[Start]

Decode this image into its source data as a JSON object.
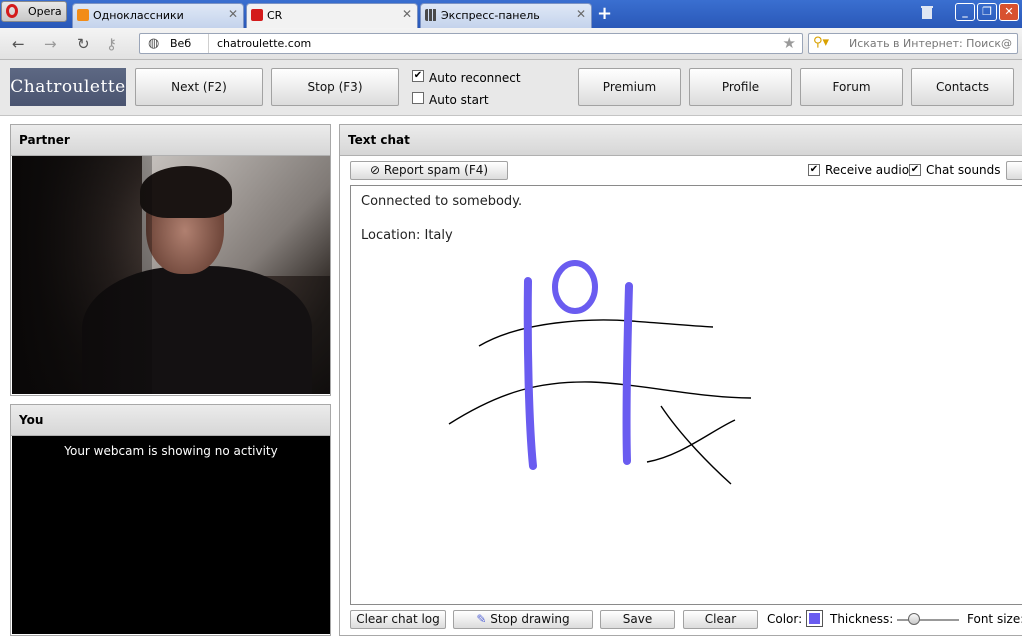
{
  "browser": {
    "menu_label": "Opera",
    "tabs": [
      {
        "label": "Одноклассники",
        "active": false,
        "icon_color": "#f28c18"
      },
      {
        "label": "CR",
        "active": true,
        "icon_color": "#d41b1b"
      },
      {
        "label": "Экспресс-панель",
        "active": false,
        "icon_color": "#4a4a4a"
      }
    ],
    "address": {
      "zone_label": "Веб",
      "url": "chatroulette.com"
    },
    "search": {
      "placeholder": "Искать в Интернет: Поиск@"
    }
  },
  "site": {
    "logo": "Chatroulette",
    "buttons": {
      "next": "Next (F2)",
      "stop": "Stop (F3)",
      "premium": "Premium",
      "profile": "Profile",
      "forum": "Forum",
      "contacts": "Contacts"
    },
    "options": {
      "auto_reconnect": {
        "label": "Auto reconnect",
        "checked": true
      },
      "auto_start": {
        "label": "Auto start",
        "checked": false
      }
    }
  },
  "partner_panel": {
    "title": "Partner"
  },
  "you_panel": {
    "title": "You",
    "message": "Your webcam is showing no activity"
  },
  "chat": {
    "title": "Text chat",
    "report_spam": "Report spam (F4)",
    "receive_audio": {
      "label": "Receive audio",
      "checked": true
    },
    "chat_sounds": {
      "label": "Chat sounds",
      "checked": true
    },
    "messages": [
      "Connected to somebody.",
      "Location: Italy"
    ],
    "toolbar": {
      "clear_log": "Clear chat log",
      "stop_drawing": "Stop drawing",
      "save": "Save",
      "clear": "Clear",
      "color_label": "Color:",
      "thickness_label": "Thickness:",
      "font_size_label": "Font size:"
    },
    "pen_color": "#6a5cf0",
    "thickness": 0.27
  }
}
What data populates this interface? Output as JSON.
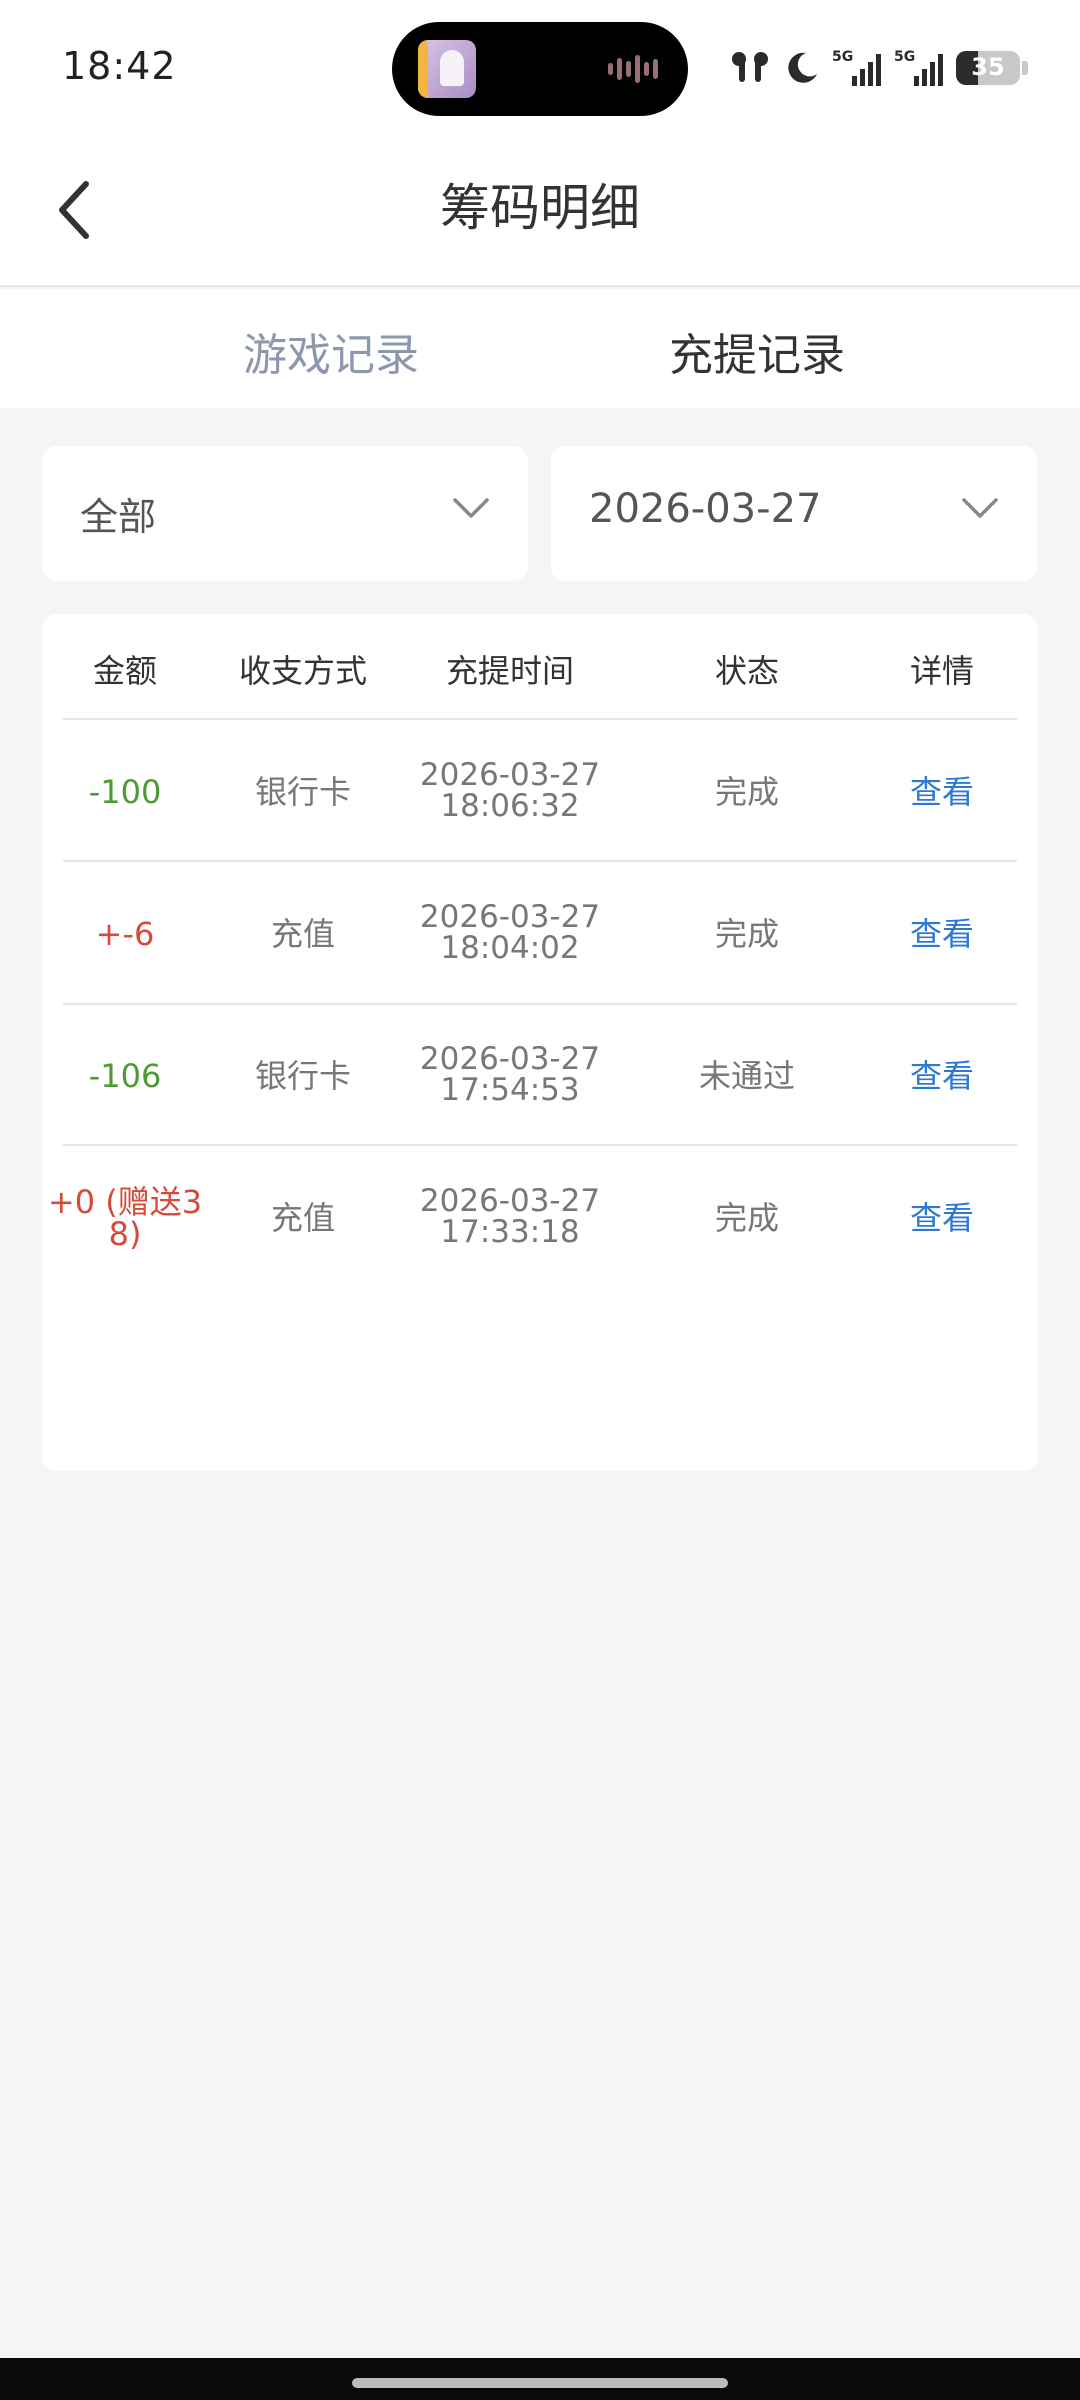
{
  "status_bar": {
    "time": "18:42",
    "signal_1": "5G",
    "signal_2": "5G",
    "battery": "35"
  },
  "header": {
    "title": "筹码明细"
  },
  "tabs": [
    {
      "label": "游戏记录",
      "active": false
    },
    {
      "label": "充提记录",
      "active": true
    }
  ],
  "filters": {
    "type_value": "全部",
    "date_value": "2026-03-27"
  },
  "table": {
    "headers": [
      "金额",
      "收支方式",
      "充提时间",
      "状态",
      "详情"
    ],
    "rows": [
      {
        "amount_l1": "-100",
        "amount_l2": "",
        "sign": "neg",
        "method": "银行卡",
        "date": "2026-03-27",
        "time": "18:06:32",
        "status": "完成",
        "detail": "查看"
      },
      {
        "amount_l1": "+-6",
        "amount_l2": "",
        "sign": "pos",
        "method": "充值",
        "date": "2026-03-27",
        "time": "18:04:02",
        "status": "完成",
        "detail": "查看"
      },
      {
        "amount_l1": "-106",
        "amount_l2": "",
        "sign": "neg",
        "method": "银行卡",
        "date": "2026-03-27",
        "time": "17:54:53",
        "status": "未通过",
        "detail": "查看"
      },
      {
        "amount_l1": "+0 (赠送3",
        "amount_l2": "8)",
        "sign": "pos",
        "method": "充值",
        "date": "2026-03-27",
        "time": "17:33:18",
        "status": "完成",
        "detail": "查看"
      }
    ]
  },
  "colors": {
    "negative": "#4f9a35",
    "positive": "#d9493a",
    "link": "#2c78d4",
    "inactive_tab": "#8c98ad"
  }
}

[End]

GOAL:
Without including the pictures, reproduce all entries exactly.

WRITTEN REPLY:
Decode this image into its source data as a JSON object.
{
  "browser": {
    "menu_label": "Opera",
    "tabs": [
      {
        "label": "Одноклассники",
        "active": false,
        "icon_color": "#f28c18"
      },
      {
        "label": "CR",
        "active": true,
        "icon_color": "#d41b1b"
      },
      {
        "label": "Экспресс-панель",
        "active": false,
        "icon_color": "#4a4a4a"
      }
    ],
    "address": {
      "zone_label": "Веб",
      "url": "chatroulette.com"
    },
    "search": {
      "placeholder": "Искать в Интернет: Поиск@"
    }
  },
  "site": {
    "logo": "Chatroulette",
    "buttons": {
      "next": "Next (F2)",
      "stop": "Stop (F3)",
      "premium": "Premium",
      "profile": "Profile",
      "forum": "Forum",
      "contacts": "Contacts"
    },
    "options": {
      "auto_reconnect": {
        "label": "Auto reconnect",
        "checked": true
      },
      "auto_start": {
        "label": "Auto start",
        "checked": false
      }
    }
  },
  "partner_panel": {
    "title": "Partner"
  },
  "you_panel": {
    "title": "You",
    "message": "Your webcam is showing no activity"
  },
  "chat": {
    "title": "Text chat",
    "report_spam": "Report spam (F4)",
    "receive_audio": {
      "label": "Receive audio",
      "checked": true
    },
    "chat_sounds": {
      "label": "Chat sounds",
      "checked": true
    },
    "messages": [
      "Connected to somebody.",
      "Location: Italy"
    ],
    "toolbar": {
      "clear_log": "Clear chat log",
      "stop_drawing": "Stop drawing",
      "save": "Save",
      "clear": "Clear",
      "color_label": "Color:",
      "thickness_label": "Thickness:",
      "font_size_label": "Font size:"
    },
    "pen_color": "#6a5cf0",
    "thickness": 0.27
  }
}
What data populates this interface? Output as JSON.
{
  "status_bar": {
    "time": "18:42",
    "signal_1": "5G",
    "signal_2": "5G",
    "battery": "35"
  },
  "header": {
    "title": "筹码明细"
  },
  "tabs": [
    {
      "label": "游戏记录",
      "active": false
    },
    {
      "label": "充提记录",
      "active": true
    }
  ],
  "filters": {
    "type_value": "全部",
    "date_value": "2026-03-27"
  },
  "table": {
    "headers": [
      "金额",
      "收支方式",
      "充提时间",
      "状态",
      "详情"
    ],
    "rows": [
      {
        "amount_l1": "-100",
        "amount_l2": "",
        "sign": "neg",
        "method": "银行卡",
        "date": "2026-03-27",
        "time": "18:06:32",
        "status": "完成",
        "detail": "查看"
      },
      {
        "amount_l1": "+-6",
        "amount_l2": "",
        "sign": "pos",
        "method": "充值",
        "date": "2026-03-27",
        "time": "18:04:02",
        "status": "完成",
        "detail": "查看"
      },
      {
        "amount_l1": "-106",
        "amount_l2": "",
        "sign": "neg",
        "method": "银行卡",
        "date": "2026-03-27",
        "time": "17:54:53",
        "status": "未通过",
        "detail": "查看"
      },
      {
        "amount_l1": "+0 (赠送3",
        "amount_l2": "8)",
        "sign": "pos",
        "method": "充值",
        "date": "2026-03-27",
        "time": "17:33:18",
        "status": "完成",
        "detail": "查看"
      }
    ]
  },
  "colors": {
    "negative": "#4f9a35",
    "positive": "#d9493a",
    "link": "#2c78d4",
    "inactive_tab": "#8c98ad"
  }
}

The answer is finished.